_WORK REQUIRED:_ Pick out all lines with the word "Between" from the records that follow.

++++ RECORDS FOR PROCESSING

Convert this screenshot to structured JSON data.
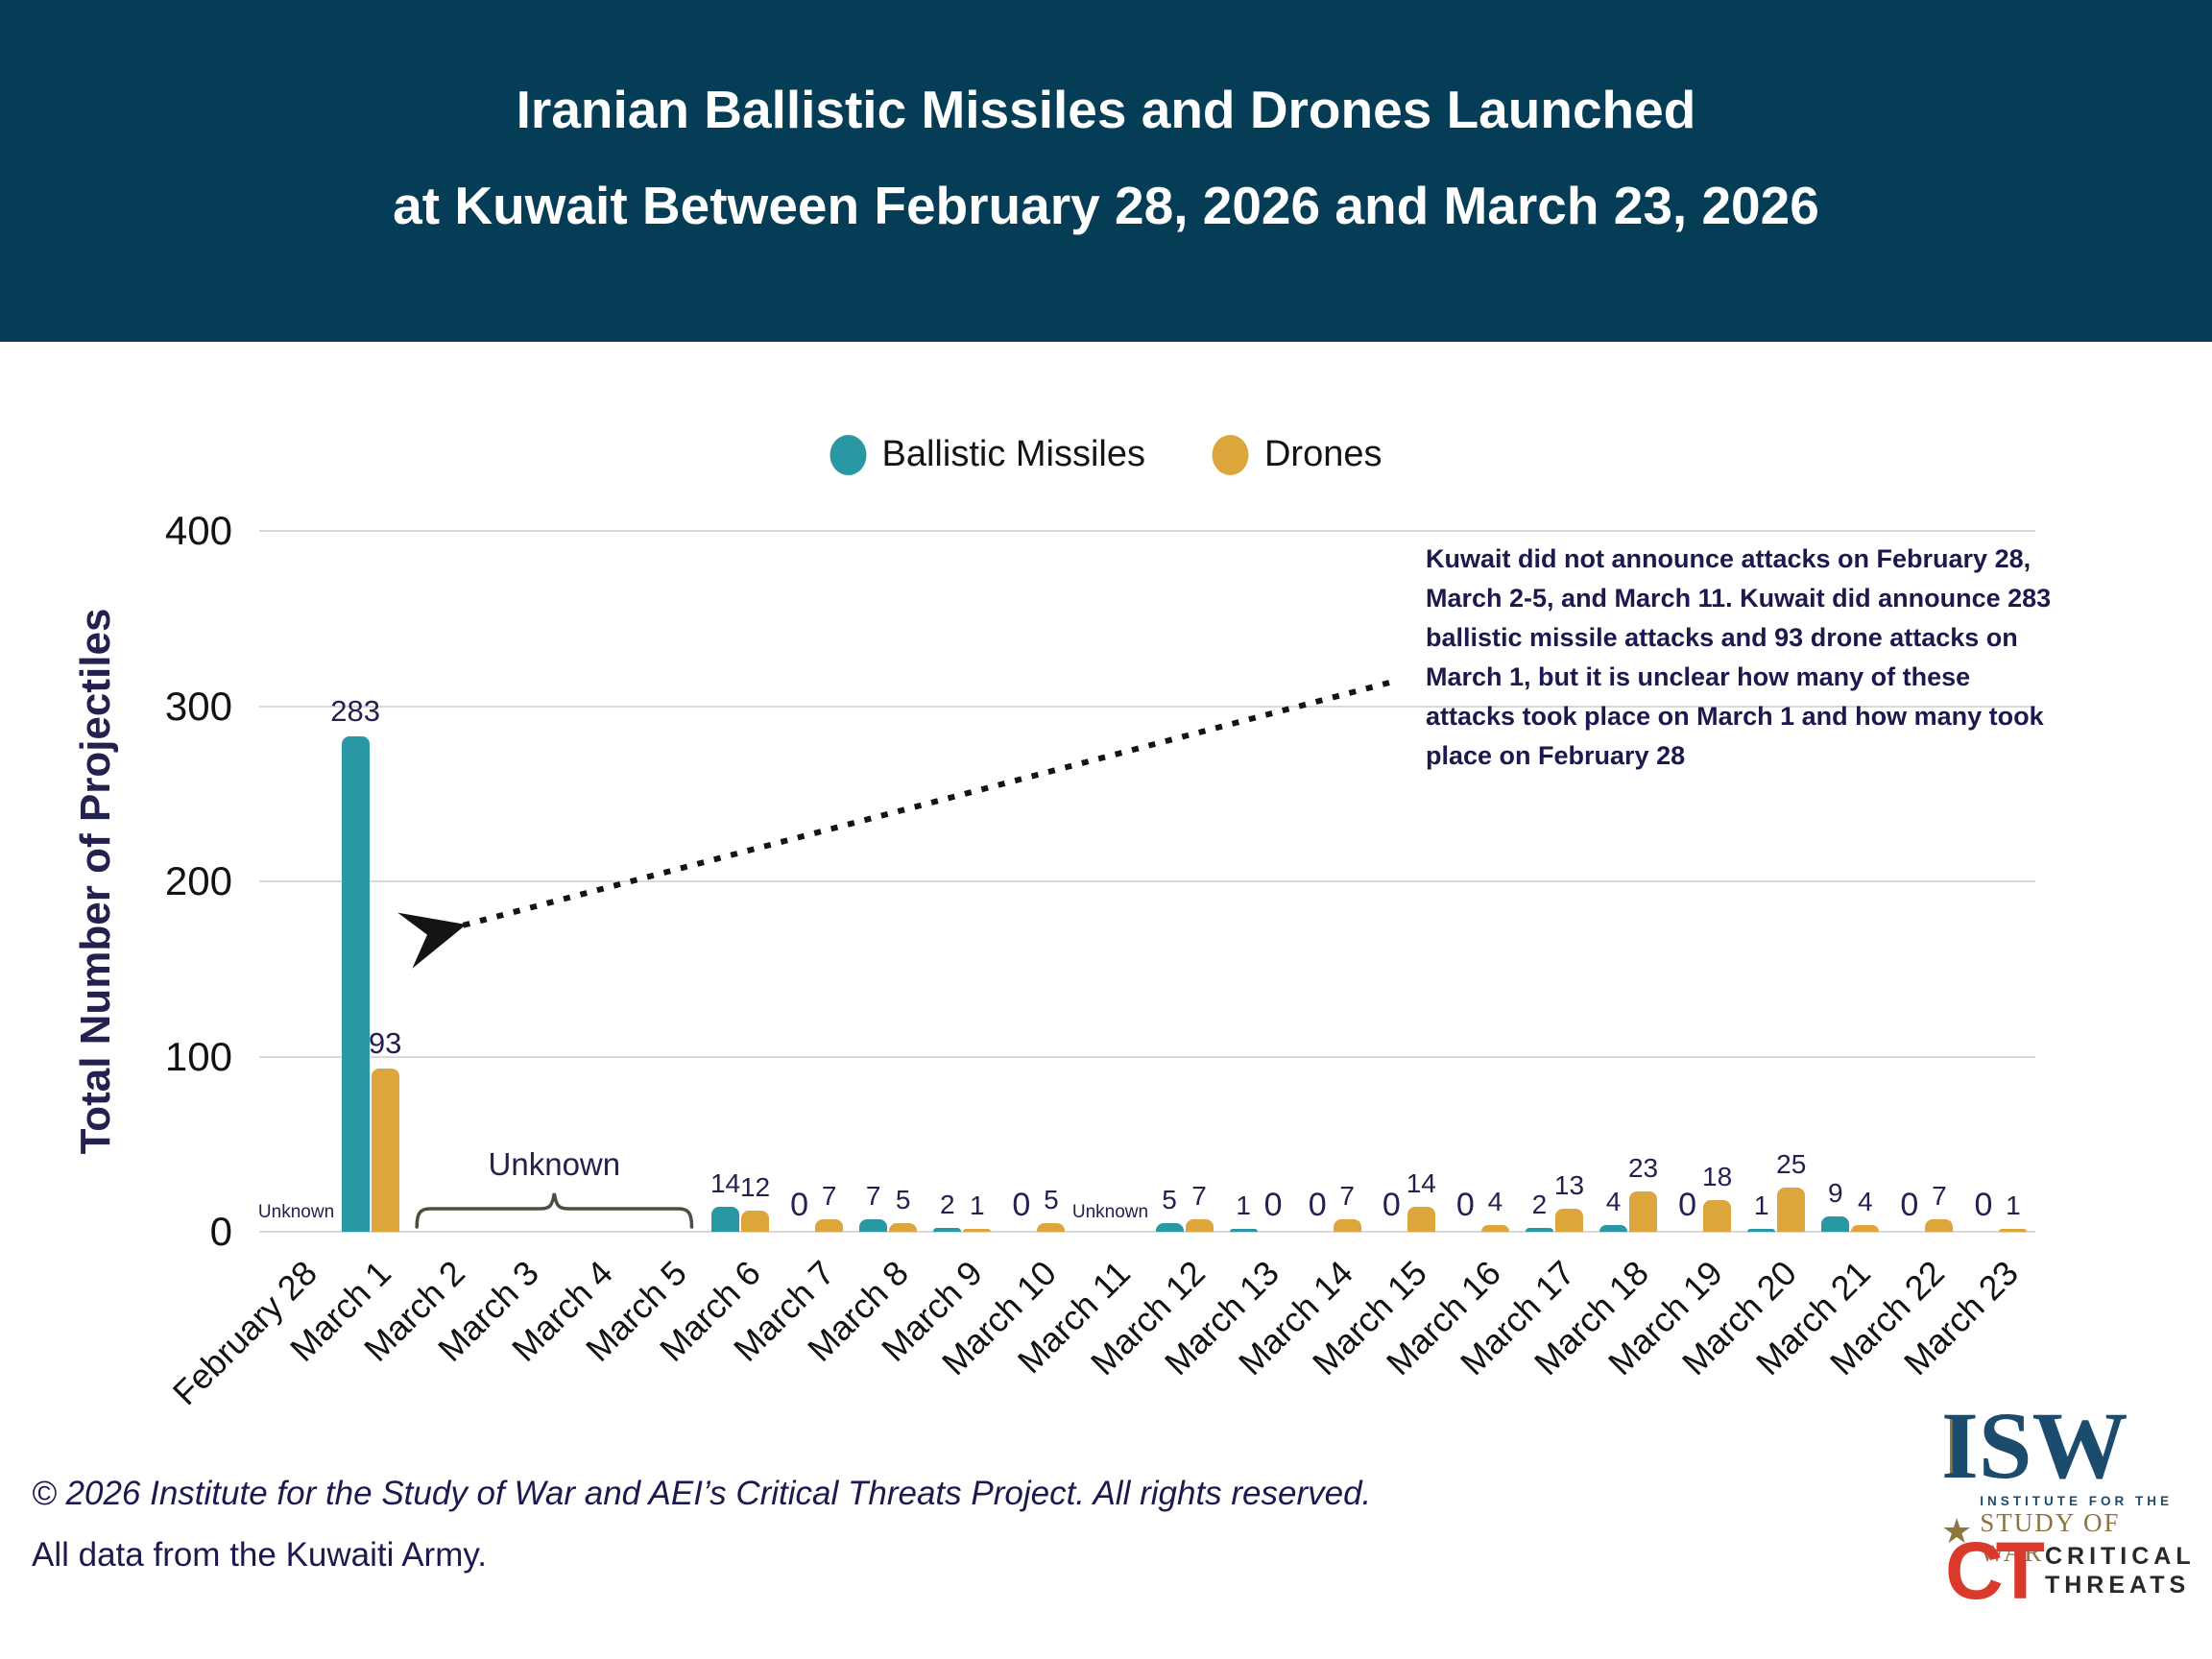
{
  "header": {
    "title_line1": "Iranian Ballistic Missiles and Drones Launched",
    "title_line2": "at Kuwait Between February 28, 2026 and March 23, 2026"
  },
  "colors": {
    "banner": "#063D56",
    "ballistic_missiles": "#2A98A4",
    "drones": "#DDA63D",
    "navy_text": "#23214F",
    "gridline": "#D9D9D9"
  },
  "legend": [
    {
      "label": "Ballistic Missiles",
      "color": "#2A98A4"
    },
    {
      "label": "Drones",
      "color": "#DDA63D"
    }
  ],
  "chart_data": {
    "type": "bar",
    "title": "Iranian Ballistic Missiles and Drones Launched at Kuwait Between February 28, 2026 and March 23, 2026",
    "xlabel": "",
    "ylabel": "Total Number of Projectiles",
    "ylim": [
      0,
      400
    ],
    "yticks": [
      0,
      100,
      200,
      300,
      400
    ],
    "grid": true,
    "legend_position": "top",
    "categories": [
      "February 28",
      "March 1",
      "March 2",
      "March 3",
      "March 4",
      "March 5",
      "March 6",
      "March 7",
      "March 8",
      "March 9",
      "March 10",
      "March 11",
      "March 12",
      "March 13",
      "March 14",
      "March 15",
      "March 16",
      "March 17",
      "March 18",
      "March 19",
      "March 20",
      "March 21",
      "March 22",
      "March 23"
    ],
    "series": [
      {
        "name": "Ballistic Missiles",
        "color": "#2A98A4",
        "values": [
          null,
          283,
          null,
          null,
          null,
          null,
          14,
          0,
          7,
          2,
          0,
          null,
          5,
          1,
          0,
          0,
          0,
          2,
          4,
          0,
          1,
          9,
          0,
          0
        ]
      },
      {
        "name": "Drones",
        "color": "#DDA63D",
        "values": [
          null,
          93,
          null,
          null,
          null,
          null,
          12,
          7,
          5,
          1,
          5,
          null,
          7,
          0,
          7,
          14,
          4,
          13,
          23,
          18,
          25,
          4,
          7,
          1
        ]
      }
    ],
    "unknowns": {
      "label": "Unknown",
      "small": [
        "February 28",
        "March 11"
      ],
      "brace_span": [
        "March 2",
        "March 5"
      ]
    },
    "annotation": "Kuwait did not announce attacks on February 28, March 2-5, and March 11. Kuwait did announce 283 ballistic missile attacks and 93 drone attacks on March 1, but it is unclear how many of these attacks took place on March 1 and how many took place on February 28"
  },
  "footer": {
    "copyright": "© 2026 Institute for the Study of War and AEI’s Critical Threats Project. All rights reserved.",
    "source": "All data from the Kuwaiti Army."
  },
  "logos": {
    "isw": {
      "acronym": "ISW",
      "line1": "INSTITUTE FOR THE",
      "line2": "STUDY OF WAR"
    },
    "ct": {
      "acronym": "CT",
      "line1": "CRITICAL",
      "line2": "THREATS"
    }
  }
}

++++++++

_WRITTEN SOLUTION:_
    "title_line2": "at Kuwait Between February 28, 2026 and March 23, 2026"
    "title": "Iranian Ballistic Missiles and Drones Launched at Kuwait Between February 28, 2026 and March 23, 2026",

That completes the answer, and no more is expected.